(DOCUMENT SECTION begins)
Yuriy Pavlyk

Personal information
- Full name: Yuriy Oleksandrovych Pavlyk
- Date of birth: 15 February 1994 (age 32)
- Place of birth: Kremenchuk, Ukraine
- Height: 1.75 m (5 ft 9 in)
- Position: Midfielder

Team information
- Current team: Olimpiya Savyntsi
- Number: 20

Youth career
- 2007–2011: Kremin Kremenchuk

Senior career*
- Years: Team / Apps / (Gls)
- 2012–2014: Vorskla Poltava / 1 / (0)
- 2015: Kremin Kremenchuk / 13 / (0)
- 2016: Hirnyk Kryvyi Rih / 9 / (0)
- 2016–2018: Hirnyk-Sport Horishni Plavni / 61 / (0)
- 2018: Kremin Kremenchuk / 17 / (3)
- 2019: Radunia Stężyca / 15 / (0)
(DOCUMENT SECTION ends)
(RECORD EXTRACTS begins)
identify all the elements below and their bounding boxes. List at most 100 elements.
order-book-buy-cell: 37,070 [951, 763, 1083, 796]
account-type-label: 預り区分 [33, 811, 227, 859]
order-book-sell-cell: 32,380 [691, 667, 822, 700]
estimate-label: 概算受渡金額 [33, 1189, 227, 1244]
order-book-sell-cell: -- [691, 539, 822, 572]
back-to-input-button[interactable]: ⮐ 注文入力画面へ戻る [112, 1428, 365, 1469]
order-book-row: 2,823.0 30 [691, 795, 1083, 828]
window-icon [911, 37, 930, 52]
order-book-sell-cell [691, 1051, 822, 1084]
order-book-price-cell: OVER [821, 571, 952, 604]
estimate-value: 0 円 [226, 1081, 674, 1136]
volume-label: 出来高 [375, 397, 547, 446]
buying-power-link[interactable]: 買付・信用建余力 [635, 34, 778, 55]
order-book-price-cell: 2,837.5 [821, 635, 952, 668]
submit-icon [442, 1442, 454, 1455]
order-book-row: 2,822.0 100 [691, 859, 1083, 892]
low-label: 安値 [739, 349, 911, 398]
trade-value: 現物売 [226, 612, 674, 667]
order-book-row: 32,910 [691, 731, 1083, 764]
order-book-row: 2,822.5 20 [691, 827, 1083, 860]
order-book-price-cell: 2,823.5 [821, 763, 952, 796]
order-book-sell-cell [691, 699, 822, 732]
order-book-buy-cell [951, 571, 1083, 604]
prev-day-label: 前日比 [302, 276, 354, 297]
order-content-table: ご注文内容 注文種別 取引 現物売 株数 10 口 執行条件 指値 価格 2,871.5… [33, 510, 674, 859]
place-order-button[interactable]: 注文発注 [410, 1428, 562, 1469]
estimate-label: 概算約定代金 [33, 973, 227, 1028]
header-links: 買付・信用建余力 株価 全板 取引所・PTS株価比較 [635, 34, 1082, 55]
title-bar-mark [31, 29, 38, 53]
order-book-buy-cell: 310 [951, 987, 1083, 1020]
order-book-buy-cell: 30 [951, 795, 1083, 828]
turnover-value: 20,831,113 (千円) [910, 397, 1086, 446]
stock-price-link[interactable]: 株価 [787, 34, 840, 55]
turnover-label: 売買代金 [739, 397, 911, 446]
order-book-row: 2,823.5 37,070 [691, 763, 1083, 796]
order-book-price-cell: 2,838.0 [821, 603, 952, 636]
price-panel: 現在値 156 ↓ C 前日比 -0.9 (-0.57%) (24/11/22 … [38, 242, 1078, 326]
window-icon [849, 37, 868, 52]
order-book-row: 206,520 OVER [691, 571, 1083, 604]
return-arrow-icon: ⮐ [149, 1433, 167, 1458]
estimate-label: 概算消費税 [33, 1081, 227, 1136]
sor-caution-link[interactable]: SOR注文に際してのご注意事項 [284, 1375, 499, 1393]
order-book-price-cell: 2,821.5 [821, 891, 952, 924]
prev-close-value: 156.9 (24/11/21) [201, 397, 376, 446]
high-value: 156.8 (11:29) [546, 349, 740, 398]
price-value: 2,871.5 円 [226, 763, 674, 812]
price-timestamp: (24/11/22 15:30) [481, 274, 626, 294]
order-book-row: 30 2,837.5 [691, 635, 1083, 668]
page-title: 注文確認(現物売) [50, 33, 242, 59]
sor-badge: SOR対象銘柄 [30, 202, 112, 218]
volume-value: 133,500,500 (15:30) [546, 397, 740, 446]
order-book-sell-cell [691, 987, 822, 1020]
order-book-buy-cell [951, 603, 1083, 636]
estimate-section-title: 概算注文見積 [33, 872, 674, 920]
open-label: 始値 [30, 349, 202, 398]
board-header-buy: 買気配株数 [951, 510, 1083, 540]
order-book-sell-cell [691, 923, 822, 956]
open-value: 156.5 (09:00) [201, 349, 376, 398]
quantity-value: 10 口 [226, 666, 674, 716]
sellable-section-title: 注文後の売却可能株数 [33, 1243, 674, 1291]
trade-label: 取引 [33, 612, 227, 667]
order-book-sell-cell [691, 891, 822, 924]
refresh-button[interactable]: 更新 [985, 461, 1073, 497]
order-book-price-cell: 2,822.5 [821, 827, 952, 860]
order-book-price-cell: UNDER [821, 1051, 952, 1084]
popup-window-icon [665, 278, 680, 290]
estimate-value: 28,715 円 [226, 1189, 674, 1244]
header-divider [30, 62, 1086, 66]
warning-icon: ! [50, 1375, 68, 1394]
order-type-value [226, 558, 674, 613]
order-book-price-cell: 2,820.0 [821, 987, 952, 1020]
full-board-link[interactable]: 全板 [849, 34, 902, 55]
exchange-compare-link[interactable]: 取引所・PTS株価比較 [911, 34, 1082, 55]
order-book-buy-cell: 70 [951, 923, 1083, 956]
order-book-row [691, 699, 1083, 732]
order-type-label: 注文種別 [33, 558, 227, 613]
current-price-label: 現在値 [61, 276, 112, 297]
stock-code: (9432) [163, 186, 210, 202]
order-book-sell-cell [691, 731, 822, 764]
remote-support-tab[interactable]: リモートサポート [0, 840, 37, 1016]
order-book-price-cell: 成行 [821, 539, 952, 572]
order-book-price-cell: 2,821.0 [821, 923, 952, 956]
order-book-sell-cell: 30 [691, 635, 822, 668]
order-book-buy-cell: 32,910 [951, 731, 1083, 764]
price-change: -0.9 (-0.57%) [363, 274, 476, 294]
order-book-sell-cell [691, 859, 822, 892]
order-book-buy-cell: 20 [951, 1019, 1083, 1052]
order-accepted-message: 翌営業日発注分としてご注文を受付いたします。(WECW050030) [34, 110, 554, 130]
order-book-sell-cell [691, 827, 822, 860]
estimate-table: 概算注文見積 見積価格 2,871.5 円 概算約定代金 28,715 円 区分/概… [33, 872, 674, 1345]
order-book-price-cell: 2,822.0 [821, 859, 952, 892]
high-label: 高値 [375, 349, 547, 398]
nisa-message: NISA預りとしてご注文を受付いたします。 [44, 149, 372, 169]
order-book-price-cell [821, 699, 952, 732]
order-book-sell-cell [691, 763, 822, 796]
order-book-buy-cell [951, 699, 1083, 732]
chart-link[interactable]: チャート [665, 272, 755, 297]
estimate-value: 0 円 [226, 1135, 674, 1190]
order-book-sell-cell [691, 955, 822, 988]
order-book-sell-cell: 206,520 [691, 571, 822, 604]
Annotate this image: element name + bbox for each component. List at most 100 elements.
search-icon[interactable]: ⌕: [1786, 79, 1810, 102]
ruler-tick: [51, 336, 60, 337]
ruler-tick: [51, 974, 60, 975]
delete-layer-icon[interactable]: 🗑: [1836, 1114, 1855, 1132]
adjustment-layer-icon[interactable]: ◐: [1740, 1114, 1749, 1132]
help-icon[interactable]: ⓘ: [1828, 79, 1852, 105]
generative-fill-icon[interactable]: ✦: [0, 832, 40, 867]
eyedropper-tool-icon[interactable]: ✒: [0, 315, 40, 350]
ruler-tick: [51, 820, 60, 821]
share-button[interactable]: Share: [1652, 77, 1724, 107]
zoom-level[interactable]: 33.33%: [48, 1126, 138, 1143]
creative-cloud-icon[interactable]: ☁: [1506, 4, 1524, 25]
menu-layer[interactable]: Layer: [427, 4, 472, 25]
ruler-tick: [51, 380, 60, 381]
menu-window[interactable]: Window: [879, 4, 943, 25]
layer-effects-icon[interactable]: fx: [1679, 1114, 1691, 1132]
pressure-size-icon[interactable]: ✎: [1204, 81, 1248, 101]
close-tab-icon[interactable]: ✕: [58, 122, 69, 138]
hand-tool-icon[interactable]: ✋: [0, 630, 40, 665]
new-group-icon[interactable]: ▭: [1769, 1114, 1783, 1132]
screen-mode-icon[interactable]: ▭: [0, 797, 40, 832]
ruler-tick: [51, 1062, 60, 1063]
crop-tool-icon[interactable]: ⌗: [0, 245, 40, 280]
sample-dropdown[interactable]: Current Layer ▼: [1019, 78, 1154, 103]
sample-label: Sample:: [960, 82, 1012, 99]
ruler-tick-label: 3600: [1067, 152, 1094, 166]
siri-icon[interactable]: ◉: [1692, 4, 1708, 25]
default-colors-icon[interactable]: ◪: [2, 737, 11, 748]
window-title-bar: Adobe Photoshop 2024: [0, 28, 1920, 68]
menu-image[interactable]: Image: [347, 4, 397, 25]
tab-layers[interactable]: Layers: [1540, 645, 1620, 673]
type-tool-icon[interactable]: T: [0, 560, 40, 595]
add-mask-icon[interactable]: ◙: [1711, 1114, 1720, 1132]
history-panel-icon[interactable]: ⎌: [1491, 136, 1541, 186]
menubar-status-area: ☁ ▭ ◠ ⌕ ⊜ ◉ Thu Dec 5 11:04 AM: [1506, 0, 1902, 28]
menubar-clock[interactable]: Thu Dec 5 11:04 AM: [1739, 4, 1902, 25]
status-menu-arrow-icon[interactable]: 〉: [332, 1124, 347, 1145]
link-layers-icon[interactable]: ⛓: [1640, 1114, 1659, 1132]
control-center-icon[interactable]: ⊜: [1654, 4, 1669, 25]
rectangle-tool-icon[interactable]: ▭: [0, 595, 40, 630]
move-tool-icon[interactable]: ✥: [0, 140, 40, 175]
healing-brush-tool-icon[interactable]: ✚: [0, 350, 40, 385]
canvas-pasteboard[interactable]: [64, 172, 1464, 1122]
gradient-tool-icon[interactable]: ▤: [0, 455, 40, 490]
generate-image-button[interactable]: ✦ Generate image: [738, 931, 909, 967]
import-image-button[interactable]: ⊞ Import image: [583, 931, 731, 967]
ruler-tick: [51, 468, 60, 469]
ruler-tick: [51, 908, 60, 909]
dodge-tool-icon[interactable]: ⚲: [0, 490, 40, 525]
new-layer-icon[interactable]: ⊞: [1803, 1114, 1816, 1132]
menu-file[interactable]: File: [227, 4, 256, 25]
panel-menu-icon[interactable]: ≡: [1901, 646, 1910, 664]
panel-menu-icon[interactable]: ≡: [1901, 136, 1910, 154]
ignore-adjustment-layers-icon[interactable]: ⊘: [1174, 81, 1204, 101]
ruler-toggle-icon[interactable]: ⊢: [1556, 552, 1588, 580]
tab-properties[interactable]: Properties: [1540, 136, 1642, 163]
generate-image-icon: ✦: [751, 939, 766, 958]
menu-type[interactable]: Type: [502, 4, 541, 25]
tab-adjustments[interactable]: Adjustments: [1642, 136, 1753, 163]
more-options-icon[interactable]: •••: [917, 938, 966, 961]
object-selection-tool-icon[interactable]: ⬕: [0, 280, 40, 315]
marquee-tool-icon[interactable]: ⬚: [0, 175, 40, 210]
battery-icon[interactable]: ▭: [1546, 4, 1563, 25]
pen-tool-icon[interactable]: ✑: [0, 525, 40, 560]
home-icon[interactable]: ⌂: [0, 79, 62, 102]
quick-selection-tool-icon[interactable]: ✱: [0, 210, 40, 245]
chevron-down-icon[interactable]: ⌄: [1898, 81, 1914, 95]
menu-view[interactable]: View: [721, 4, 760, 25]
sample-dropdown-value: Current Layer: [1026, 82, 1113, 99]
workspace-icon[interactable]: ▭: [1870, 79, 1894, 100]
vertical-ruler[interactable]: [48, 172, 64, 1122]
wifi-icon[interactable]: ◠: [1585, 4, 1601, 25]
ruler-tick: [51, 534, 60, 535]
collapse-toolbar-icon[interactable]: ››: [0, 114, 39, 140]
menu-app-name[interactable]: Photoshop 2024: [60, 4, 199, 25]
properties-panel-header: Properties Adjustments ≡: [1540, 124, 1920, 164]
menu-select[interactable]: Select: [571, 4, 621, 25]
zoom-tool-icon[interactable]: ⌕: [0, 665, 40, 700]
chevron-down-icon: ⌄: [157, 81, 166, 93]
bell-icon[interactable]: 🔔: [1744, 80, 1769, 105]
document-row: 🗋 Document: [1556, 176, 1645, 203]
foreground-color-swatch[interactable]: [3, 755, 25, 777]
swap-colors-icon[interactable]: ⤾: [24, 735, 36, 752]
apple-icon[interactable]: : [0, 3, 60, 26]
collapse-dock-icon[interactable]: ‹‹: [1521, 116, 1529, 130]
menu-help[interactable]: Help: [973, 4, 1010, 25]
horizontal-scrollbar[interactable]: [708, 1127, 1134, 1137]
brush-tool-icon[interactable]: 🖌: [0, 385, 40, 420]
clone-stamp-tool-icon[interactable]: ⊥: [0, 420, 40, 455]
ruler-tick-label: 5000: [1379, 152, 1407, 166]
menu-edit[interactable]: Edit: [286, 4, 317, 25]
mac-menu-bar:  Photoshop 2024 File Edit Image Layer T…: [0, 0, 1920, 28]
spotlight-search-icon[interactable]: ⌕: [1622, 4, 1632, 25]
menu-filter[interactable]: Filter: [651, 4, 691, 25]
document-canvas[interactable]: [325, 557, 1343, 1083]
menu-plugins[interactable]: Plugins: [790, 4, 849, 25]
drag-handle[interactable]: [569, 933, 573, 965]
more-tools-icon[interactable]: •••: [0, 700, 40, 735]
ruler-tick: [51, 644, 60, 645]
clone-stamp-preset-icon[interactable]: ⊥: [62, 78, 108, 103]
(RECORD EXTRACTS ends)
• [WHAT TO DO]
(A) According to the Yuriy Pavlyk profile, what position does he play?
(B) Continue the Yuriy Pavlyk profile from its last line.
The records bear no relation to the Yuriy Pavlyk profile.

• [EXERCISE RESULTS]
(A) Midfielder.

(B)
- 2019: Kremin Kremenchuk / 19 / (3)
- 2020–2022: Banga Gargždai / 31 / (0)
- 2022: Tavriya Simferopol / 0 / (0)
- 2023–: Olimpiya Savyntsi

= Yuriy Pavlyk =

Ukrainian footballer

Yuriy Pavlyk (Юрій Олександрович Павлик; born 15 February 1994) is a Ukrainian professional footballer who plays as a midfielder for Olimpiya Savyntsi.

== Career ==
Pavlyk is the product of the Youth Sportive School FC Kremin Youth System. He signed his first contract with Vorskla Poltava in July 2012.

Pavlyk's professional career continued, when he was promoted to the Vorksla's main squad, and on 24 April 2014 he made his Ukrainian Premier League debut against Illichivets Mariupol.